Tábata Bergonci
04/05/2016

Seus genes podem influenciar como você experimenta a felicidade. [1]
Seus genes podem influenciar como você experimenta a felicidade. [1]
O que é a felicidade pra você? Um estado de espírito? É feita apenas de momentos? Ou pode durar por dias, meses, até anos? Pode alguém ser sempre feliz? A capacidade de ser feliz só depende de você? Ou tem de haver mais? Não, meus caros, este não é um texto de autoajuda. Também não vou aqui me arriscar nas questões filosóficas do tema… Mas, o fato é que, pela primeira vez na história, pesquisadores parecem ter isolado parte do genoma que pode explicar diferenças em como humanos experimentam a felicidade.

▸ **LISTAGEM DE DADOS**:
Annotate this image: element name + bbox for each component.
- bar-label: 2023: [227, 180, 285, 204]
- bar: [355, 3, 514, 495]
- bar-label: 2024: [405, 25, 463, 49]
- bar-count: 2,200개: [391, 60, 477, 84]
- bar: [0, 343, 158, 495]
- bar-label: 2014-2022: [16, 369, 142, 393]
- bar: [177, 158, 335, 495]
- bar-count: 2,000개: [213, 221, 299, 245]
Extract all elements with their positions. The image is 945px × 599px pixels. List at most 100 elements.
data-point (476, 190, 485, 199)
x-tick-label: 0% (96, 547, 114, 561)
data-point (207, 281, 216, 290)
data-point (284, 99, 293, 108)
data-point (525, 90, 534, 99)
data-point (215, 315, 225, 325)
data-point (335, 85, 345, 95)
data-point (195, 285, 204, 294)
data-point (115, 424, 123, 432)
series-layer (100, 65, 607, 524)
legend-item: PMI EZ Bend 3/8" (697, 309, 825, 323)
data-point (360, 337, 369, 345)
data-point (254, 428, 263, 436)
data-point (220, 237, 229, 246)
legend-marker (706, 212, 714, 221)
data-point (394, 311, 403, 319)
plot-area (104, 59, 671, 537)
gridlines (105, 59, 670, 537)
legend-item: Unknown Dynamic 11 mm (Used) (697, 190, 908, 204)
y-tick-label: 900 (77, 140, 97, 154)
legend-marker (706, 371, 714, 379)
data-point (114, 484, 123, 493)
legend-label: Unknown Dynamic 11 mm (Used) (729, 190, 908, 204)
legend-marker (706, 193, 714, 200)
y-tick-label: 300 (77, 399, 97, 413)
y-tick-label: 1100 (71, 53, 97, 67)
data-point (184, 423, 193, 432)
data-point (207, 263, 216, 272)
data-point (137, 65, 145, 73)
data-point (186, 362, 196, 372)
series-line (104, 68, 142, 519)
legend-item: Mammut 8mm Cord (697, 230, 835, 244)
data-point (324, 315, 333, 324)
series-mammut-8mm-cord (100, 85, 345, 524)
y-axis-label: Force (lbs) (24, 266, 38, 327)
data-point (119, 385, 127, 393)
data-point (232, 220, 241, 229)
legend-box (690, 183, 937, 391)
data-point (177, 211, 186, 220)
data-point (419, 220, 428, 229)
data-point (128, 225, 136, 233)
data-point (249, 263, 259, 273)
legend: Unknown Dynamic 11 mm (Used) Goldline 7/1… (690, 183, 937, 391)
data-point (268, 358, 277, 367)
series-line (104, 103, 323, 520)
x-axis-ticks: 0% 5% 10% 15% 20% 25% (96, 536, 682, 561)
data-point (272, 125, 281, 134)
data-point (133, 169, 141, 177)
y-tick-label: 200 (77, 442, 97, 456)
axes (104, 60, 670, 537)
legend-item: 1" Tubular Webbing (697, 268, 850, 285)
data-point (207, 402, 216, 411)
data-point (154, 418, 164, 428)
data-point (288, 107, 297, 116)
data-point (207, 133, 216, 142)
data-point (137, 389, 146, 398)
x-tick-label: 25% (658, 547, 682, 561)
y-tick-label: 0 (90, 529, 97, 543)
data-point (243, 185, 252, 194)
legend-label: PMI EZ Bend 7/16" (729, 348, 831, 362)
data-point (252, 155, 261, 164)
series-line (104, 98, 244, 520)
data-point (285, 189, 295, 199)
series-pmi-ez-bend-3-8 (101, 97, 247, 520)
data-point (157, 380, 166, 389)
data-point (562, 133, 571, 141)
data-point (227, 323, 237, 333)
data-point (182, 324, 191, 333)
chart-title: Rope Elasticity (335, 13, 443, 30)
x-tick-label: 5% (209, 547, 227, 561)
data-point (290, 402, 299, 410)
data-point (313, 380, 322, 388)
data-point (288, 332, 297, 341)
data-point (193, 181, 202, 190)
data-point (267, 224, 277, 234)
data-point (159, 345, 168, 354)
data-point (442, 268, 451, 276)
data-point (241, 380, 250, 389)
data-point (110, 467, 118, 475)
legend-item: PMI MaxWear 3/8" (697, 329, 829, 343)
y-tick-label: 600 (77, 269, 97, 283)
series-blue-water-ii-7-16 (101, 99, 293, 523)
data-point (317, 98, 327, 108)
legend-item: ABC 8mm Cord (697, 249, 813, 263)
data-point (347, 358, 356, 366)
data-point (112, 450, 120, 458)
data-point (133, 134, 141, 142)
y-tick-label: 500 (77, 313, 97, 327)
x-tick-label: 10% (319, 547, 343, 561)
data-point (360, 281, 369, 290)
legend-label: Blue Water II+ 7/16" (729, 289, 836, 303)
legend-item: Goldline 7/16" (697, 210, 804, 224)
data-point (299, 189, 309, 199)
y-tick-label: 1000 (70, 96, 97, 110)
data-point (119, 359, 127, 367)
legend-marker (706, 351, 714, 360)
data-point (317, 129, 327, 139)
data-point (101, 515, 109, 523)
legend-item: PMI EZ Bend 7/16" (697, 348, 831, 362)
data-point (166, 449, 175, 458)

▸ **DESCRIÇÃO DA TAREFA**: Copie de novo o texto sobre genes e felicidade de "Tábata Bergonci" até "experimentam a felicidade.", trocando "felicidade" por "alegria". A listagem não tem nenhuma relação com o que se pede aqui.

▸ **RESPOSTA AO EXERCÍCIO**:
Tábata Bergonci
04/05/2016

Seus genes podem influenciar como você experimenta a alegria. [1]
Seus genes podem influenciar como você experimenta a alegria. [1]
O que é a alegria pra você? Um estado de espírito? É feita apenas de momentos? Ou pode durar por dias, meses, até anos? Pode alguém ser sempre feliz? A capacidade de ser feliz só depende de você? Ou tem de haver mais? Não, meus caros, este não é um texto de autoajuda. Também não vou aqui me arriscar nas questões filosóficas do tema… Mas, o fato é que, pela primeira vez na história, pesquisadores parecem ter isolado parte do genoma que pode explicar diferenças em como humanos experimentam a alegria.